Begin

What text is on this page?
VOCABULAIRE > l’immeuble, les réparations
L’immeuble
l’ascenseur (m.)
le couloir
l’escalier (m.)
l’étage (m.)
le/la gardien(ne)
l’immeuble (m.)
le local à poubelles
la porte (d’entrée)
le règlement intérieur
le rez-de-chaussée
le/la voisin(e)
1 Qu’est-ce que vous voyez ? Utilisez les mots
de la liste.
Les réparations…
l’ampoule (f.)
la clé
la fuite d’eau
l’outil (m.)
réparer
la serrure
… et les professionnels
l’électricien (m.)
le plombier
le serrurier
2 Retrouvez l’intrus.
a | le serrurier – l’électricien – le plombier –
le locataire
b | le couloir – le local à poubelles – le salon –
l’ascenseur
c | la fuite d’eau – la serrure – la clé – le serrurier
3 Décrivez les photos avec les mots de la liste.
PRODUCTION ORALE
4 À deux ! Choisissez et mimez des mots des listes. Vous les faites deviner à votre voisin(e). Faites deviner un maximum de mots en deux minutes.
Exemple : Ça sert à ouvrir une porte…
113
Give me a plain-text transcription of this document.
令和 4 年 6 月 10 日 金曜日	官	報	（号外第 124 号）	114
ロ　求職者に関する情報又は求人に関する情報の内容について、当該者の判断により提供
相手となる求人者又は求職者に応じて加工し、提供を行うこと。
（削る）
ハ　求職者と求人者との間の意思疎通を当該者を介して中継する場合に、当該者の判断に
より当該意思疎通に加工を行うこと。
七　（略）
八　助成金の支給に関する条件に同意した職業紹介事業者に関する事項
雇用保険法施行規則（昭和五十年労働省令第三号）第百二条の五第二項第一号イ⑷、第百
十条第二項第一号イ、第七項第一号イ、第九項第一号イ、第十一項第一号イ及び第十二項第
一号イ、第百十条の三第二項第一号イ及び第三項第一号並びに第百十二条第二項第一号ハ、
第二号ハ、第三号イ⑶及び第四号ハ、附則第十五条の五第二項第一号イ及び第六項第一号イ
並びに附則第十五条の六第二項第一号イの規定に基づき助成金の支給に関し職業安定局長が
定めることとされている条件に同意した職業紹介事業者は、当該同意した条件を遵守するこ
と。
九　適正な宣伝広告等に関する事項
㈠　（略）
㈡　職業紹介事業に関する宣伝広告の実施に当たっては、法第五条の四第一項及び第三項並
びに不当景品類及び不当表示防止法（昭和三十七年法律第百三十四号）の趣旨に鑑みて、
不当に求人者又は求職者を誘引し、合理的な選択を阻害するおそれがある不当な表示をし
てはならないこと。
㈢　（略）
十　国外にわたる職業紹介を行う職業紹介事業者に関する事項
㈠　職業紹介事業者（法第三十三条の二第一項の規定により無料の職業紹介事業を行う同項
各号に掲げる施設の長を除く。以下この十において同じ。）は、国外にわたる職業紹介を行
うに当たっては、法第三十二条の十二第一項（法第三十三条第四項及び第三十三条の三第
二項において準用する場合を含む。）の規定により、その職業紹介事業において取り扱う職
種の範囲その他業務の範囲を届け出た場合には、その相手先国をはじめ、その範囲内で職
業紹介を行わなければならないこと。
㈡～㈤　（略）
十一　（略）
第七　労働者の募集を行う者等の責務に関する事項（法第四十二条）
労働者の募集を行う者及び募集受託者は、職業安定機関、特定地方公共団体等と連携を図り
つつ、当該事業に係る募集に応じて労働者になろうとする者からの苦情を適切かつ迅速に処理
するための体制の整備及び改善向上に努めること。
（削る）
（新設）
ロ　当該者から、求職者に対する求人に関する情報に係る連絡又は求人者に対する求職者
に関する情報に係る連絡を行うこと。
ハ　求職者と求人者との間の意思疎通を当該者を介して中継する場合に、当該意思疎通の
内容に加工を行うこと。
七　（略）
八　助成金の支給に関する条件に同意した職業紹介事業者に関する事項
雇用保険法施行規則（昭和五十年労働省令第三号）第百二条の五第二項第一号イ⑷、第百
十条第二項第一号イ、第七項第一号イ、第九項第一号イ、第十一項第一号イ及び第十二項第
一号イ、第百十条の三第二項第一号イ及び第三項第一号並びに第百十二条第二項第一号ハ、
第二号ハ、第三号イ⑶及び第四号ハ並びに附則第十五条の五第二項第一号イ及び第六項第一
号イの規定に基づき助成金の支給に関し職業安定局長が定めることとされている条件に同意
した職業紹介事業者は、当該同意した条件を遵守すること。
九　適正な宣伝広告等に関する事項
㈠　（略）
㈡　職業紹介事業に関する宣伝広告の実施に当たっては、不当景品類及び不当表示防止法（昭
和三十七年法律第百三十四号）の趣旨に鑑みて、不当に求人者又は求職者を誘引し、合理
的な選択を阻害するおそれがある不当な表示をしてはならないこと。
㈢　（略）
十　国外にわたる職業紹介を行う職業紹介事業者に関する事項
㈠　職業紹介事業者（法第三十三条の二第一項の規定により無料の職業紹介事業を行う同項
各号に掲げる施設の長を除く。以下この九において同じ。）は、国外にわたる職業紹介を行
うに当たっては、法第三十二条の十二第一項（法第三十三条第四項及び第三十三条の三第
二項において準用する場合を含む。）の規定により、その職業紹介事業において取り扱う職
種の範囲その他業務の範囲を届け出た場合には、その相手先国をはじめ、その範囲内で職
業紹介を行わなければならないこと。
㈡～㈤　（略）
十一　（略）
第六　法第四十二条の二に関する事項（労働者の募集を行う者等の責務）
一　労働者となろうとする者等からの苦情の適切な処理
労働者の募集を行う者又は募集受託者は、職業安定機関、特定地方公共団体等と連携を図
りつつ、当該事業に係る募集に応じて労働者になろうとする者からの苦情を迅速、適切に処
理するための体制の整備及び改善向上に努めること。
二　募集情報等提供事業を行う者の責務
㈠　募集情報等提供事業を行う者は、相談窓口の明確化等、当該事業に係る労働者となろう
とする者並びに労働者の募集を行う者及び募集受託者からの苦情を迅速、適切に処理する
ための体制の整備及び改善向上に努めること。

End

TASK PROMPT »
Using the material above, report each line where "各号に掲げる施設の長を除く" occurs.

FINISHED EXERCISE »
各号に掲げる施設の長を除く。以下この十において同じ。）は、国外にわたる職業紹介を行
各号に掲げる施設の長を除く。以下この九において同じ。）は、国外にわたる職業紹介を行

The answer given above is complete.